## Set task
Select all lines in the records that include "label".

+ + + + +

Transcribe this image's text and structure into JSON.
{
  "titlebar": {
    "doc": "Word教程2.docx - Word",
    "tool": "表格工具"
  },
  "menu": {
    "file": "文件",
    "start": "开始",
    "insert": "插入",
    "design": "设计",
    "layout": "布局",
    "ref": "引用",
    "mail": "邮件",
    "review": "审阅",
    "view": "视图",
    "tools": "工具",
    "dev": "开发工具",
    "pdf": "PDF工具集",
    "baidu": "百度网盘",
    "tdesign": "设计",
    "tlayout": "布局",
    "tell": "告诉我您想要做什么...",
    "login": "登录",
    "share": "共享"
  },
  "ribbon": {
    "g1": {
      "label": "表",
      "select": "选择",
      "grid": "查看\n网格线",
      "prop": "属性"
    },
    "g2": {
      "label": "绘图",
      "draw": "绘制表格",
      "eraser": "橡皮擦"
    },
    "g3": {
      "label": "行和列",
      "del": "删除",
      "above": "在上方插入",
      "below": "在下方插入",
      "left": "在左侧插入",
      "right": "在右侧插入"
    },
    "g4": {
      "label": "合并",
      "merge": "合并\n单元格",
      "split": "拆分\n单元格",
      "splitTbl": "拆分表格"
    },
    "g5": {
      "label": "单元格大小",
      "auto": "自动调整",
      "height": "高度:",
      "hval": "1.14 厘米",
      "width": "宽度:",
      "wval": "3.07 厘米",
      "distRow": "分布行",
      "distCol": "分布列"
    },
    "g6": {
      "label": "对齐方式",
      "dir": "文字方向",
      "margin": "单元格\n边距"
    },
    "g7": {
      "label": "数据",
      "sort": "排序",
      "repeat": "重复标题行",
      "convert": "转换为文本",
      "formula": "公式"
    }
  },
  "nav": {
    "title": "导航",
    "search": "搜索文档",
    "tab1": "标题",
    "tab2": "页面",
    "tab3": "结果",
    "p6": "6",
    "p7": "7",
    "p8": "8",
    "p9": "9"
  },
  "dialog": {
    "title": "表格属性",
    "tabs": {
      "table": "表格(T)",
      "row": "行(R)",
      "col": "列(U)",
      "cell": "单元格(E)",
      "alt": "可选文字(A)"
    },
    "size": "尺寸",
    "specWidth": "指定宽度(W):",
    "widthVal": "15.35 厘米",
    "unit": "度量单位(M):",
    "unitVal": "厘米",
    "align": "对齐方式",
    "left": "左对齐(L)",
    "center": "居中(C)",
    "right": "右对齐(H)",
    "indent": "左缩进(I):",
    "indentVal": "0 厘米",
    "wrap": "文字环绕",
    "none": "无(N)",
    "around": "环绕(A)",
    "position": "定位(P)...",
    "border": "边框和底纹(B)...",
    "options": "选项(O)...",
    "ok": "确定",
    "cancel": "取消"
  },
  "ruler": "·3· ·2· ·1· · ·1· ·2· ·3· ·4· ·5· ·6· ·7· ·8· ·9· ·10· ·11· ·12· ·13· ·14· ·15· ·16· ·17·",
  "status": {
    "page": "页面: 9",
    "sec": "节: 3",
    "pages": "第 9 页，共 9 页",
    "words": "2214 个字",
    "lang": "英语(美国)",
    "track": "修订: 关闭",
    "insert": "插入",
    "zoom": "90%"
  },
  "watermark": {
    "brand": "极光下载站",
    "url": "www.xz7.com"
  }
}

+ + + + +

## Reply
      "label": "表",
      "label": "绘图",
      "label": "行和列",
      "label": "合并",
      "label": "单元格大小",
      "label": "对齐方式",
      "label": "数据",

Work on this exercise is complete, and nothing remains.